Leetcode Pascal's Triangle II problem solution

In this Leetcode Pascal's Triangle II problem solution we have Given an integer rowIndex, return the rowIndexth (0-indexed) row of Pascal's triangle. In Pascal's triangle, each number is the sum of the two numbers directly above it.

Problem solution in Python.

class Solution:
    def getRow(self, rowIndex: int) -> List[int]:
        if rowIndex == 0: 
            return [1]
        if rowIndex == 1: 
            return [1, 1]
        if rowIndex == 2: 
            return [1, 2, 1]
        
        ans = [1] * (rowIndex + 1)
        prev = [1, 2, 1]
        
        for i in range(3, rowIndex + 1):
            for j in range(1, i):
                ans[j] = prev[j] + prev[j - 1]
            prev = ans[:]
            
        return ans

Problem solution in Java.

public List<Integer> getRow(int rowIndex) {      
        List<Integer> result = new ArrayList<>();
        result.add(1);
        
        if(rowIndex==0) return result;
        
        List<Integer> prev = getRow(rowIndex-1);        
        for(int i=0; i<prev.size()-1;i++){
            result.add(prev.get(i)+prev.get(i+1));
        }
        result.add(1);
        
        return result;
    }

Problem solution in C++.

class Solution {
public:
    vector<int> getRow(int rowIndex) {
        ++rowIndex;
        std::vector<int> res(rowIndex, 1);
        for(int i{1}; i < rowIndex; ++i) res[i] = (int64_t) res[i-1] * (rowIndex-i) / i;
        return res;
    }
};

Problem solution in C.

int* getRow(int rowIndex, int* returnSize) {
    int *result = malloc((rowIndex + 1) * sizeof(int));
    int i, j, new, old = 1;
    
    *returnSize = rowIndex + 1;
    
    for (i = 0; i <= rowIndex; i++) {
        result[i] = 1;
        for (j = 1; j < i; j++) {
            new = result[j];
            result[j] += old;
            old = new;
        }
    }
    
    return result;
}

§ TASK 1
For each statement, say whether it agrees with the Pascal's triangle page, answering yes or no and quoting the words that decide it: (a) The Java solution gets the previous row by calling getRow with rowIndex-1. (b) The problem numbers the rows of the triangle starting from 1. (c) The C solution allocates space for exactly rowIndex integers.
The Pascal's triangle page and the listing are unrelated material.

§ RECORDS SUPPLIED
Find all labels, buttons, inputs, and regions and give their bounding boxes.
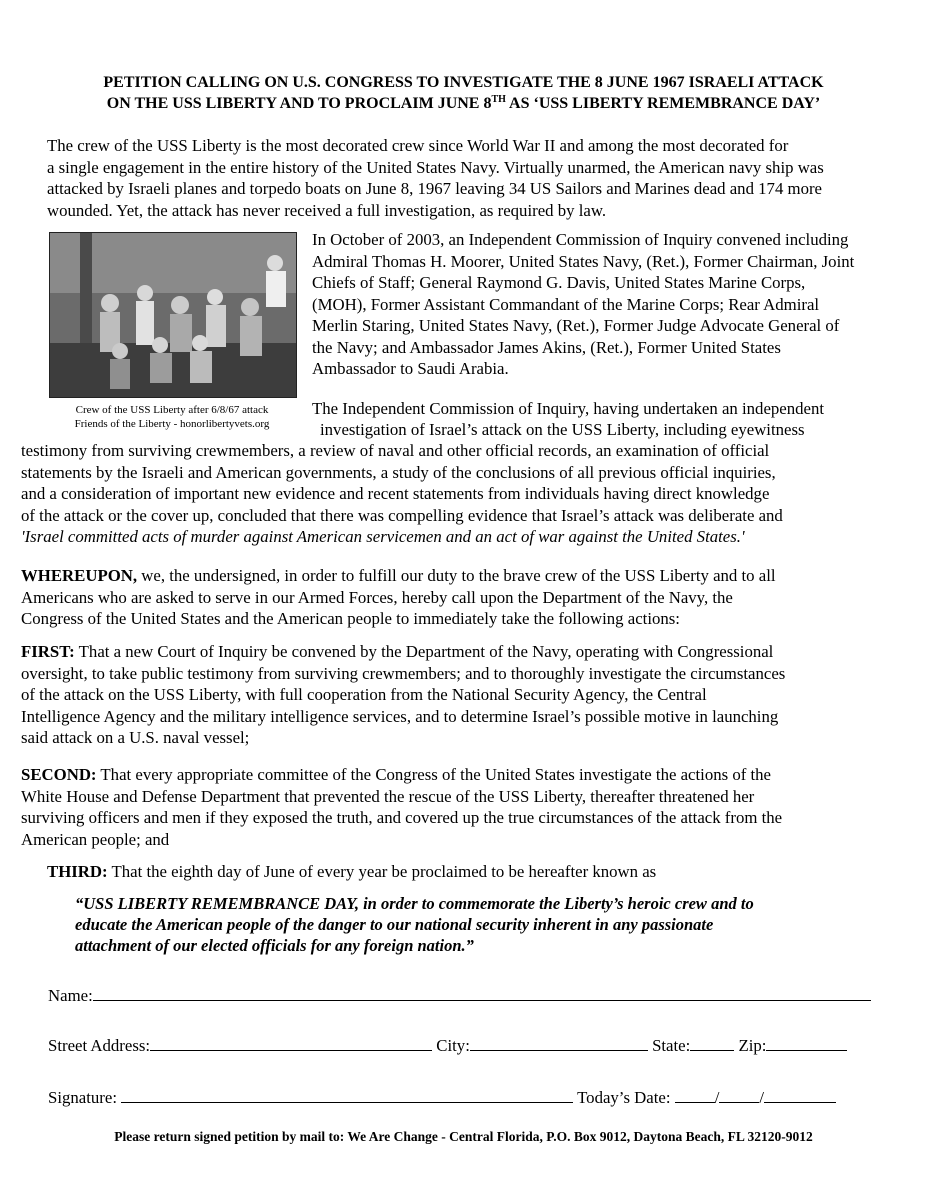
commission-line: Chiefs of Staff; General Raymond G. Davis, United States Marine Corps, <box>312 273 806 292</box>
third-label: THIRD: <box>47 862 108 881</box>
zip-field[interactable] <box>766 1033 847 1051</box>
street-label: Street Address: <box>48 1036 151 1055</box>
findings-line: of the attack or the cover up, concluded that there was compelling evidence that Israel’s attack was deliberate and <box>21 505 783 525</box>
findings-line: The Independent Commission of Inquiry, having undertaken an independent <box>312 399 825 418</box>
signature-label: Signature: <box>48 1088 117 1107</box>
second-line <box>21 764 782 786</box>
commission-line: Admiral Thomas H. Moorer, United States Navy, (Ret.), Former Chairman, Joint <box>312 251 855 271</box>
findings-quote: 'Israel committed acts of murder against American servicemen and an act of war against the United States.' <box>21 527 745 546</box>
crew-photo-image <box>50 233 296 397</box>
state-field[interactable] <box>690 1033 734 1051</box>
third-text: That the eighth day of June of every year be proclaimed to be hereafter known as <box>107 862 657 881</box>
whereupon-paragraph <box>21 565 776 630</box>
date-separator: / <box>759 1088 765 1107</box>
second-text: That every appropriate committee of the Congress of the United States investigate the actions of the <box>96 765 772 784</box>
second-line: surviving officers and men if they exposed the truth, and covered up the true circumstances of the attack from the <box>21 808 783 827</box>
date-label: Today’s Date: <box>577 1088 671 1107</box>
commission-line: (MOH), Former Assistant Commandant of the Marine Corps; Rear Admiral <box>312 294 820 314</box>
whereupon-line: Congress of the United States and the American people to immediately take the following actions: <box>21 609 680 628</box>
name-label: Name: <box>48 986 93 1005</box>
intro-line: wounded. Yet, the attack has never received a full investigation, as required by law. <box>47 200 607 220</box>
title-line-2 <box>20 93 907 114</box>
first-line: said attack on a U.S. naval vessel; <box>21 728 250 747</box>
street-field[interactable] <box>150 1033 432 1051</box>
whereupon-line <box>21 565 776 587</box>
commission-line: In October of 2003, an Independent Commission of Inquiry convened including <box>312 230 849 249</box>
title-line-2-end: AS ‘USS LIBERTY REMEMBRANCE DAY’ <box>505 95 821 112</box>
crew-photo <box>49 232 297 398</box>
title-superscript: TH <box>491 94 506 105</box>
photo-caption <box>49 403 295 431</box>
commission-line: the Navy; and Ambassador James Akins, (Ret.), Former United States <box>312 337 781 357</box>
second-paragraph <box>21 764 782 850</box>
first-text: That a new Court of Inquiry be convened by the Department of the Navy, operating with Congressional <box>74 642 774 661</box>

§ TASK 2
In the listing, change "Street Address:" to "Mailing Address:" and leave everything else unchanged. Give only the lines from the one containing "commission-line: Chiefs of" through the one containing "findings-line: of the", both included.

§ EXERCISE SOLUTION 1
(a) Yes: "List<Integer> prev = getRow(rowIndex-1);"
(b) No: "return the rowIndexth (0-indexed) row of Pascal's triangle"
(c) No: "malloc((rowIndex + 1) * sizeof(int))"

§ EXERCISE SOLUTION 2
commission-line: Chiefs of Staff; General Raymond G. Davis, United States Marine Corps, <box>312 273 806 292</box>
third-label: THIRD: <box>47 862 108 881</box>
zip-field[interactable] <box>766 1033 847 1051</box>
street-label: Mailing Address: <box>48 1036 151 1055</box>
findings-line: of the attack or the cover up, concluded that there was compelling evidence that Israel’s attack was deliberate and <box>21 505 783 525</box>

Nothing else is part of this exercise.